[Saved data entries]
· · · ·
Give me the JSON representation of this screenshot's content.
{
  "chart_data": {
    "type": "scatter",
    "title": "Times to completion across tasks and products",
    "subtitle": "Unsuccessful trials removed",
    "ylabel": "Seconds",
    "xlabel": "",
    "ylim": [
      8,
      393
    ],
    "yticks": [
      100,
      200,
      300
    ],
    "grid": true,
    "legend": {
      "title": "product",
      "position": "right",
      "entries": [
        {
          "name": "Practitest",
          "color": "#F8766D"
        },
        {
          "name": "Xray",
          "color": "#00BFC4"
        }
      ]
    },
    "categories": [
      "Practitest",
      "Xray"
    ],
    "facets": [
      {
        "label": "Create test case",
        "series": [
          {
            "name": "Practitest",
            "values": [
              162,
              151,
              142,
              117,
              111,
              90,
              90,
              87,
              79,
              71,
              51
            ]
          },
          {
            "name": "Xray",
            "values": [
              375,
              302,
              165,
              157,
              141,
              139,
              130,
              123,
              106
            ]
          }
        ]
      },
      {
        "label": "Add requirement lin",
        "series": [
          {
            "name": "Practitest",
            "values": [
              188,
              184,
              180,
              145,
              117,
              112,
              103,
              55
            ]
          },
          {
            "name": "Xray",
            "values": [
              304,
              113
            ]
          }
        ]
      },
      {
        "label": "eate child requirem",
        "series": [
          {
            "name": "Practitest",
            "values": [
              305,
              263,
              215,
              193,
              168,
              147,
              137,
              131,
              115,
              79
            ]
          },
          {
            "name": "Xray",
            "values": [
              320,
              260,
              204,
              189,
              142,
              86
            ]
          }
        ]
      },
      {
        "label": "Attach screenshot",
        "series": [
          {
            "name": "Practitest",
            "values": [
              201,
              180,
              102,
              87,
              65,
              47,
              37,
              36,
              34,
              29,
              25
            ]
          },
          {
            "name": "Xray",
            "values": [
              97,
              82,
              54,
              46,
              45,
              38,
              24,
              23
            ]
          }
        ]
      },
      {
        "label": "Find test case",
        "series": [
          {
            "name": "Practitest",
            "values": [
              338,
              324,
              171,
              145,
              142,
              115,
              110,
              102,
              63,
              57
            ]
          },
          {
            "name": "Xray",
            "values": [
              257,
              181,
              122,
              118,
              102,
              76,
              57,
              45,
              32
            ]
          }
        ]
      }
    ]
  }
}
· · · ·
Every line of the data above should be reproduced word for word.

* **FULL ANSWER**
Give me the JSON representation of this screenshot's content.
{
  "chart_data": {
    "type": "scatter",
    "title": "Times to completion across tasks and products",
    "subtitle": "Unsuccessful trials removed",
    "ylabel": "Seconds",
    "xlabel": "",
    "ylim": [
      8,
      393
    ],
    "yticks": [
      100,
      200,
      300
    ],
    "grid": true,
    "legend": {
      "title": "product",
      "position": "right",
      "entries": [
        {
          "name": "Practitest",
          "color": "#F8766D"
        },
        {
          "name": "Xray",
          "color": "#00BFC4"
        }
      ]
    },
    "categories": [
      "Practitest",
      "Xray"
    ],
    "facets": [
      {
        "label": "Create test case",
        "series": [
          {
            "name": "Practitest",
            "values": [
              162,
              151,
              142,
              117,
              111,
              90,
              90,
              87,
              79,
              71,
              51
            ]
          },
          {
            "name": "Xray",
            "values": [
              375,
              302,
              165,
              157,
              141,
              139,
              130,
              123,
              106
            ]
          }
        ]
      },
      {
        "label": "Add requirement lin",
        "series": [
          {
            "name": "Practitest",
            "values": [
              188,
              184,
              180,
              145,
              117,
              112,
              103,
              55
            ]
          },
          {
            "name": "Xray",
            "values": [
              304,
              113
            ]
          }
        ]
      },
      {
        "label": "eate child requirem",
        "series": [
          {
            "name": "Practitest",
            "values": [
              305,
              263,
              215,
              193,
              168,
              147,
              137,
              131,
              115,
              79
            ]
          },
          {
            "name": "Xray",
            "values": [
              320,
              260,
              204,
              189,
              142,
              86
            ]
          }
        ]
      },
      {
        "label": "Attach screenshot",
        "series": [
          {
            "name": "Practitest",
            "values": [
              201,
              180,
              102,
              87,
              65,
              47,
              37,
              36,
              34,
              29,
              25
            ]
          },
          {
            "name": "Xray",
            "values": [
              97,
              82,
              54,
              46,
              45,
              38,
              24,
              23
            ]
          }
        ]
      },
      {
        "label": "Find test case",
        "series": [
          {
            "name": "Practitest",
            "values": [
              338,
              324,
              171,
              145,
              142,
              115,
              110,
              102,
              63,
              57
            ]
          },
          {
            "name": "Xray",
            "values": [
              257,
              181,
              122,
              118,
              102,
              76,
              57,
              45,
              32
            ]
          }
        ]
      }
    ]
  }
}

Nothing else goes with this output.